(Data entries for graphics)
━━━━━━━━

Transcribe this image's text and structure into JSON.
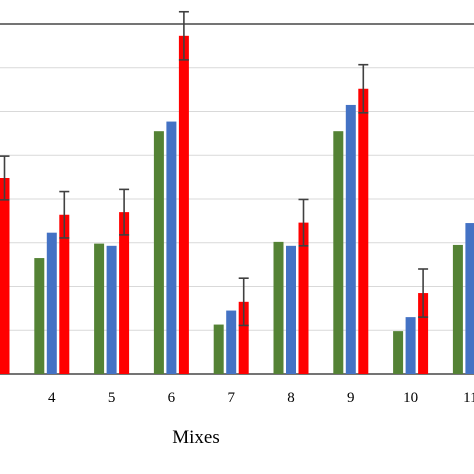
{
  "chart_data": {
    "type": "bar",
    "xlabel": "Mixes",
    "ylabel": "",
    "ylim": [
      0,
      8
    ],
    "grid": true,
    "categories": [
      "3",
      "4",
      "5",
      "6",
      "7",
      "8",
      "9",
      "10",
      "11"
    ],
    "tick_labels": [
      "",
      "4",
      "5",
      "6",
      "7",
      "8",
      "9",
      "10",
      "11"
    ],
    "series": [
      {
        "color": "#548235",
        "values": [
          null,
          2.65,
          2.98,
          5.55,
          1.13,
          3.02,
          5.55,
          0.98,
          2.95
        ]
      },
      {
        "color": "#4472C4",
        "values": [
          null,
          3.23,
          2.93,
          5.77,
          1.45,
          2.93,
          6.15,
          1.3,
          3.45
        ]
      },
      {
        "color": "#FF0000",
        "values": [
          4.48,
          3.64,
          3.7,
          7.73,
          1.65,
          3.46,
          6.52,
          1.85,
          null
        ],
        "errors": [
          0.5,
          0.53,
          0.52,
          0.55,
          0.54,
          0.53,
          0.55,
          0.55,
          null
        ]
      }
    ]
  }
}
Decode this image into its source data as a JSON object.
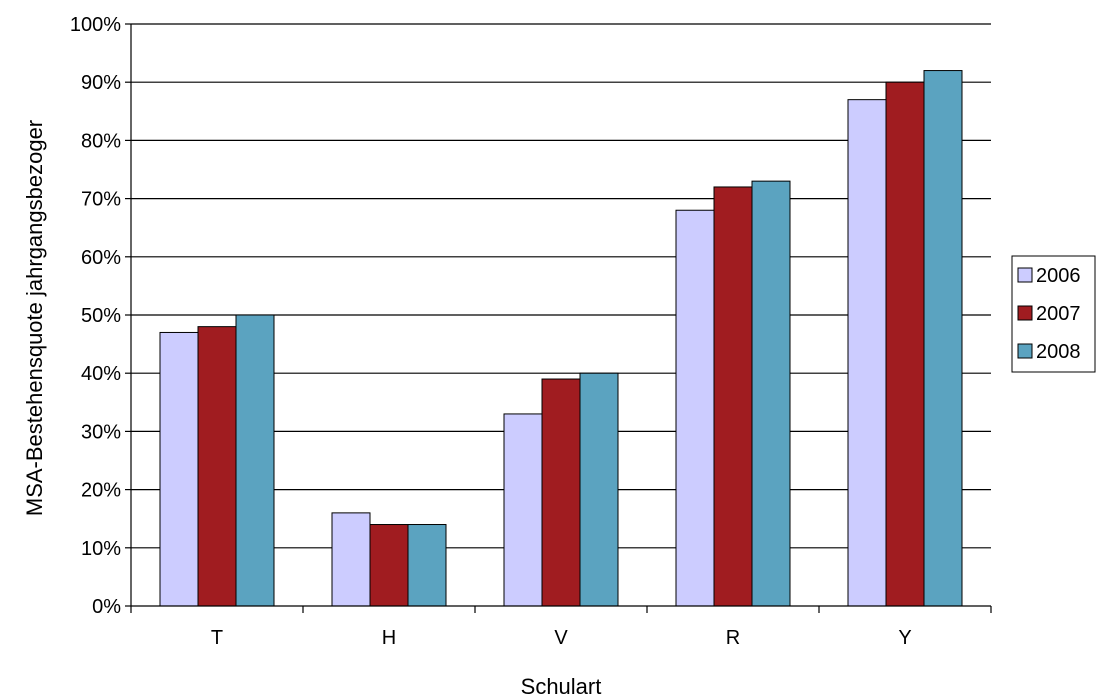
{
  "chart_data": {
    "type": "bar",
    "title": "",
    "xlabel": "Schulart",
    "ylabel": "MSA-Bestehensquote jahrgangsbezoger",
    "categories": [
      "T",
      "H",
      "V",
      "R",
      "Y"
    ],
    "series": [
      {
        "name": "2006",
        "color": "#ccccff",
        "values": [
          47,
          16,
          33,
          68,
          87
        ]
      },
      {
        "name": "2007",
        "color": "#a01c20",
        "values": [
          48,
          14,
          39,
          72,
          90
        ]
      },
      {
        "name": "2008",
        "color": "#5ba3c0",
        "values": [
          50,
          14,
          40,
          73,
          92
        ]
      }
    ],
    "ylim": [
      0,
      100
    ],
    "y_ticks": [
      "0%",
      "10%",
      "20%",
      "30%",
      "40%",
      "50%",
      "60%",
      "70%",
      "80%",
      "90%",
      "100%"
    ],
    "grid": true,
    "legend_position": "right"
  }
}
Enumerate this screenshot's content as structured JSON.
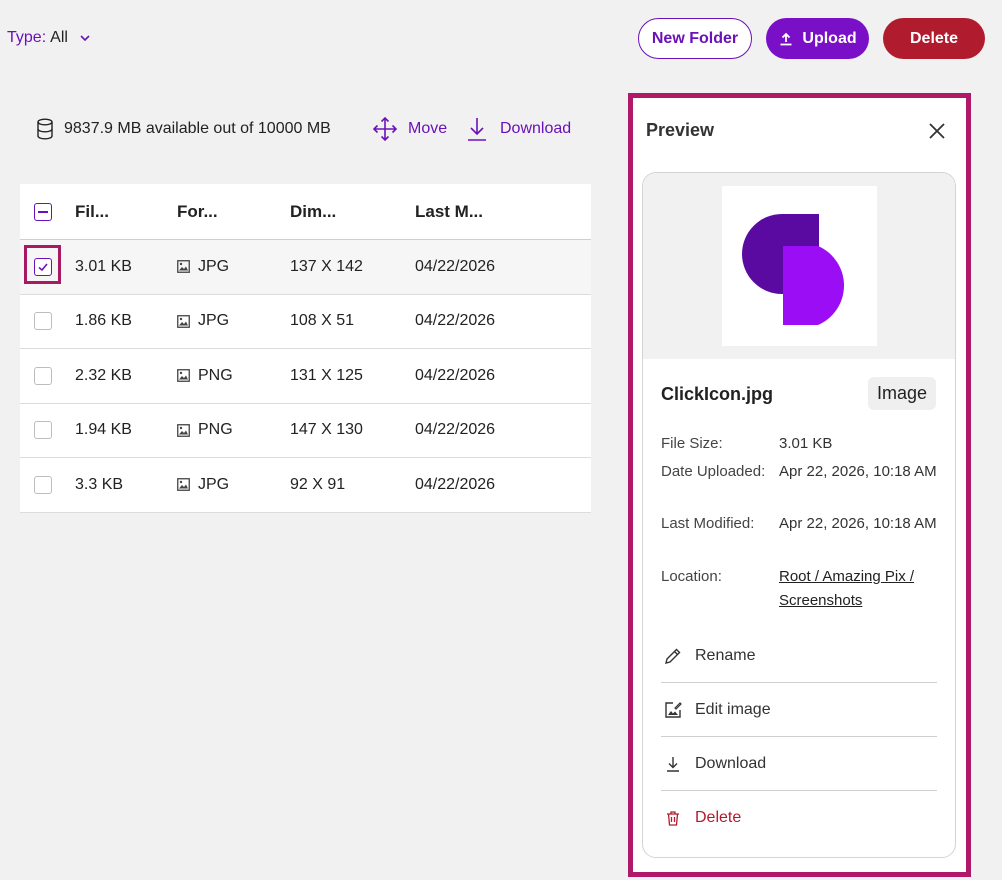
{
  "filter": {
    "label": "Type:",
    "value": "All"
  },
  "buttons": {
    "new_folder": "New Folder",
    "upload": "Upload",
    "delete": "Delete"
  },
  "storage": {
    "text": "9837.9 MB available out of 10000 MB"
  },
  "actions": {
    "move": "Move",
    "download": "Download"
  },
  "table": {
    "headers": {
      "file_size": "Fil...",
      "format": "For...",
      "dimensions": "Dim...",
      "last_modified": "Last M..."
    },
    "rows": [
      {
        "size": "3.01 KB",
        "format": "JPG",
        "dimensions": "137 X 142",
        "modified": "04/22/2026",
        "checked": true
      },
      {
        "size": "1.86 KB",
        "format": "JPG",
        "dimensions": "108 X 51",
        "modified": "04/22/2026",
        "checked": false
      },
      {
        "size": "2.32 KB",
        "format": "PNG",
        "dimensions": "131 X 125",
        "modified": "04/22/2026",
        "checked": false
      },
      {
        "size": "1.94 KB",
        "format": "PNG",
        "dimensions": "147 X 130",
        "modified": "04/22/2026",
        "checked": false
      },
      {
        "size": "3.3 KB",
        "format": "JPG",
        "dimensions": "92 X 91",
        "modified": "04/22/2026",
        "checked": false
      }
    ]
  },
  "preview": {
    "title": "Preview",
    "file_name": "ClickIcon.jpg",
    "type_tag": "Image",
    "meta": {
      "file_size_label": "File Size:",
      "file_size": "3.01 KB",
      "uploaded_label": "Date Uploaded:",
      "uploaded": "Apr 22, 2026, 10:18 AM",
      "modified_label": "Last Modified:",
      "modified": "Apr 22, 2026, 10:18 AM",
      "location_label": "Location:",
      "location": "Root / Amazing Pix / Screenshots"
    },
    "menu": {
      "rename": "Rename",
      "edit_image": "Edit image",
      "download": "Download",
      "delete": "Delete"
    }
  },
  "colors": {
    "accent": "#6a12b8",
    "danger": "#b01c2e",
    "highlight": "#b0196a"
  }
}
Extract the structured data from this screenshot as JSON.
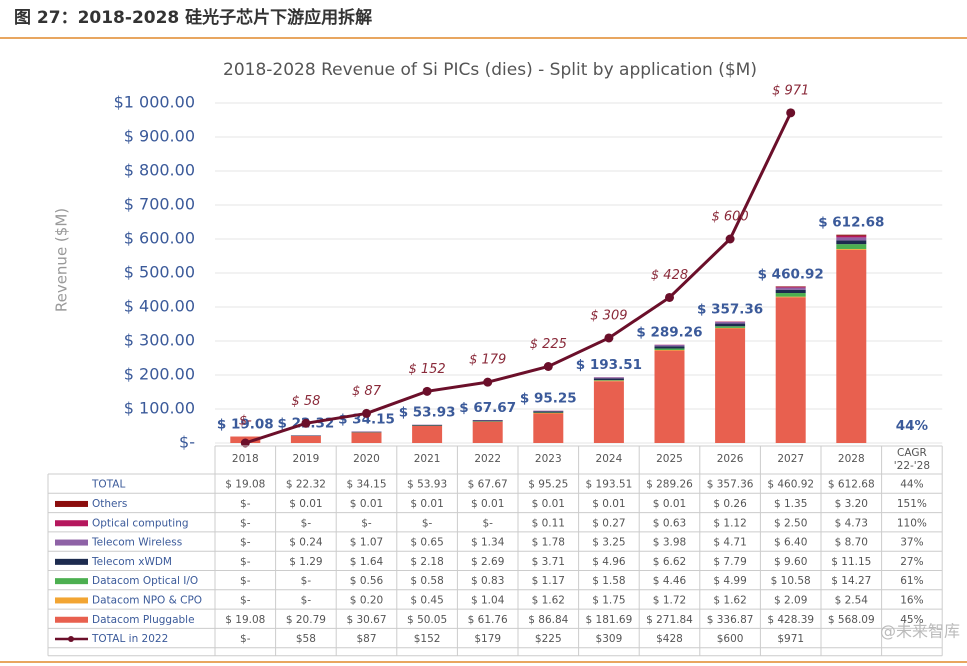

━━━━━━━━

→ Exercise brief: Output all of the data exactly as it stands, minus any images.

→ Final answer:
Transcribe this image's text and structure into JSON.
{
  "chart_data": {
    "type": "bar",
    "xlabel": "Mixes",
    "ylabel": "",
    "ylim": [
      0,
      8
    ],
    "grid": true,
    "categories": [
      "3",
      "4",
      "5",
      "6",
      "7",
      "8",
      "9",
      "10",
      "11"
    ],
    "tick_labels": [
      "",
      "4",
      "5",
      "6",
      "7",
      "8",
      "9",
      "10",
      "11"
    ],
    "series": [
      {
        "color": "#548235",
        "values": [
          null,
          2.65,
          2.98,
          5.55,
          1.13,
          3.02,
          5.55,
          0.98,
          2.95
        ]
      },
      {
        "color": "#4472C4",
        "values": [
          null,
          3.23,
          2.93,
          5.77,
          1.45,
          2.93,
          6.15,
          1.3,
          3.45
        ]
      },
      {
        "color": "#FF0000",
        "values": [
          4.48,
          3.64,
          3.7,
          7.73,
          1.65,
          3.46,
          6.52,
          1.85,
          null
        ],
        "errors": [
          0.5,
          0.53,
          0.52,
          0.55,
          0.54,
          0.53,
          0.55,
          0.55,
          null
        ]
      }
    ]
  }
}
Decode this image into its source data as a JSON object.
{
  "chart_data": {
    "type": "bar",
    "title": "",
    "xlabel": "Schulart",
    "ylabel": "MSA-Bestehensquote jahrgangsbezoger",
    "categories": [
      "T",
      "H",
      "V",
      "R",
      "Y"
    ],
    "series": [
      {
        "name": "2006",
        "color": "#ccccff",
        "values": [
          47,
          16,
          33,
          68,
          87
        ]
      },
      {
        "name": "2007",
        "color": "#a01c20",
        "values": [
          48,
          14,
          39,
          72,
          90
        ]
      },
      {
        "name": "2008",
        "color": "#5ba3c0",
        "values": [
          50,
          14,
          40,
          73,
          92
        ]
      }
    ],
    "ylim": [
      0,
      100
    ],
    "y_ticks": [
      "0%",
      "10%",
      "20%",
      "30%",
      "40%",
      "50%",
      "60%",
      "70%",
      "80%",
      "90%",
      "100%"
    ],
    "grid": true,
    "legend_position": "right"
  }
}
Enumerate this screenshot's content as structured JSON.
{
  "filter": {
    "label": "Type:",
    "value": "All"
  },
  "buttons": {
    "new_folder": "New Folder",
    "upload": "Upload",
    "delete": "Delete"
  },
  "storage": {
    "text": "9837.9 MB available out of 10000 MB"
  },
  "actions": {
    "move": "Move",
    "download": "Download"
  },
  "table": {
    "headers": {
      "file_size": "Fil...",
      "format": "For...",
      "dimensions": "Dim...",
      "last_modified": "Last M..."
    },
    "rows": [
      {
        "size": "3.01 KB",
        "format": "JPG",
        "dimensions": "137 X 142",
        "modified": "04/22/2026",
        "checked": true
      },
      {
        "size": "1.86 KB",
        "format": "JPG",
        "dimensions": "108 X 51",
        "modified": "04/22/2026",
        "checked": false
      },
      {
        "size": "2.32 KB",
        "format": "PNG",
        "dimensions": "131 X 125",
        "modified": "04/22/2026",
        "checked": false
      },
      {
        "size": "1.94 KB",
        "format": "PNG",
        "dimensions": "147 X 130",
        "modified": "04/22/2026",
        "checked": false
      },
      {
        "size": "3.3 KB",
        "format": "JPG",
        "dimensions": "92 X 91",
        "modified": "04/22/2026",
        "checked": false
      }
    ]
  },
  "preview": {
    "title": "Preview",
    "file_name": "ClickIcon.jpg",
    "type_tag": "Image",
    "meta": {
      "file_size_label": "File Size:",
      "file_size": "3.01 KB",
      "uploaded_label": "Date Uploaded:",
      "uploaded": "Apr 22, 2026, 10:18 AM",
      "modified_label": "Last Modified:",
      "modified": "Apr 22, 2026, 10:18 AM",
      "location_label": "Location:",
      "location": "Root / Amazing Pix / Screenshots"
    },
    "menu": {
      "rename": "Rename",
      "edit_image": "Edit image",
      "download": "Download",
      "delete": "Delete"
    }
  },
  "colors": {
    "accent": "#6a12b8",
    "danger": "#b01c2e",
    "highlight": "#b0196a"
  }
}
Extract the structured data from this screenshot as JSON.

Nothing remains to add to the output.